Input rows.
-------

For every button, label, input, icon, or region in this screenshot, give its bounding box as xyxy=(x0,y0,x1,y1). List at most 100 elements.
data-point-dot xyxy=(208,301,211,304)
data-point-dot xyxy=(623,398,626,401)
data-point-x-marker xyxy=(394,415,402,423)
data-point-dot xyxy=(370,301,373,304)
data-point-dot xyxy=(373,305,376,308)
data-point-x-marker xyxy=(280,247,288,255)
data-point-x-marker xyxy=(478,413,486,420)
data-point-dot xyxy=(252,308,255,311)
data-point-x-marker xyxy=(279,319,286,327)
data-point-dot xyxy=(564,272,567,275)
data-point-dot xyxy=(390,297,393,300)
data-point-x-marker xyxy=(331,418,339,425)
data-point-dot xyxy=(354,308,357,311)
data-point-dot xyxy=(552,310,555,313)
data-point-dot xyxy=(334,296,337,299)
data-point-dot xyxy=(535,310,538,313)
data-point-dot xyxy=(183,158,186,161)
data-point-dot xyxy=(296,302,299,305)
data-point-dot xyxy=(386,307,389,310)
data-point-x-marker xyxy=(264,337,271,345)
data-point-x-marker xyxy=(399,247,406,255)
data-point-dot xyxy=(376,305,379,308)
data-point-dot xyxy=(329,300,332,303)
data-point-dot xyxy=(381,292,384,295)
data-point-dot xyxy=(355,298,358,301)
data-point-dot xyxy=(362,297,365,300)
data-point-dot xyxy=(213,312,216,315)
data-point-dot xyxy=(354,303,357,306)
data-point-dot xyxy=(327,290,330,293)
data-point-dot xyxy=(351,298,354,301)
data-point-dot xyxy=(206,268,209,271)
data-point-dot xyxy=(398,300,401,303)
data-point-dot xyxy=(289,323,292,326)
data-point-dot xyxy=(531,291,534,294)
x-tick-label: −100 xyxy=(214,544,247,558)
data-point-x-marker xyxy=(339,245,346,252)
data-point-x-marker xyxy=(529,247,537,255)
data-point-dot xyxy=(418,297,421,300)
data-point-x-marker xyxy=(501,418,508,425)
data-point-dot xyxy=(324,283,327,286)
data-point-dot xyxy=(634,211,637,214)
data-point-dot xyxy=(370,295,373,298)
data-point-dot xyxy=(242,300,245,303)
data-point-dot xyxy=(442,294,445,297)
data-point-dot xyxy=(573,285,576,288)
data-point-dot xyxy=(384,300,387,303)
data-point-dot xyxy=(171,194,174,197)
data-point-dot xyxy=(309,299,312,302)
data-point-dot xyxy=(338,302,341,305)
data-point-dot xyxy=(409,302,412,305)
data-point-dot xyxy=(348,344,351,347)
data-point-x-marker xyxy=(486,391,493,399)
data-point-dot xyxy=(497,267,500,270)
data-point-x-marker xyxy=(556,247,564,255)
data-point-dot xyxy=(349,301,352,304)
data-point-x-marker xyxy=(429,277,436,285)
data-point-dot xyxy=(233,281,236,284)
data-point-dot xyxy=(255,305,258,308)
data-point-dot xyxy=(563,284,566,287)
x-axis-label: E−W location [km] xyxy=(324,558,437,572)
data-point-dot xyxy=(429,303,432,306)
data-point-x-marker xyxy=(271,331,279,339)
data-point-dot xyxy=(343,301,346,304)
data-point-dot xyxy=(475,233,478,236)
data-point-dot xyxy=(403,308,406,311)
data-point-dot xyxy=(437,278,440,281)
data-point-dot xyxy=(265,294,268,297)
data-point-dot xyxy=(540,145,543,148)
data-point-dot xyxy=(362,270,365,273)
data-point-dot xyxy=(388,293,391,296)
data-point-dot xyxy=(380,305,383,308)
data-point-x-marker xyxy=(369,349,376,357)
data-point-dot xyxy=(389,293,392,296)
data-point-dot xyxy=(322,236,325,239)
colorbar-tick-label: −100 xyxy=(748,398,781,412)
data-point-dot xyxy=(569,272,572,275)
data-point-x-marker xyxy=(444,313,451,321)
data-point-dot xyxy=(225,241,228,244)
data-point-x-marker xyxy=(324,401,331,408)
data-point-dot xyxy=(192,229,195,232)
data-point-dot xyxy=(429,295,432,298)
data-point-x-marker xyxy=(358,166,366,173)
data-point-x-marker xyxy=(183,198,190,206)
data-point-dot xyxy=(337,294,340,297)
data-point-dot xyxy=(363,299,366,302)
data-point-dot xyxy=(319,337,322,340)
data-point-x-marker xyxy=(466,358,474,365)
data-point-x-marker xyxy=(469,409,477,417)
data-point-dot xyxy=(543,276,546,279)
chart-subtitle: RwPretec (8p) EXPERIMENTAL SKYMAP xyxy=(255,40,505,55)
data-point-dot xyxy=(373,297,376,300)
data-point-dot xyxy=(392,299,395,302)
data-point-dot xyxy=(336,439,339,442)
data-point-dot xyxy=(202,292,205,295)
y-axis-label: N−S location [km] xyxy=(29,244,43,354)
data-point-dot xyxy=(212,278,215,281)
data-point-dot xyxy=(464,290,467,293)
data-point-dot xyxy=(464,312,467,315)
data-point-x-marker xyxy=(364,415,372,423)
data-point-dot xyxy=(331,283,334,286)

-------

Count how many lines in the entries above contain the string "location". Reply with the number only.

2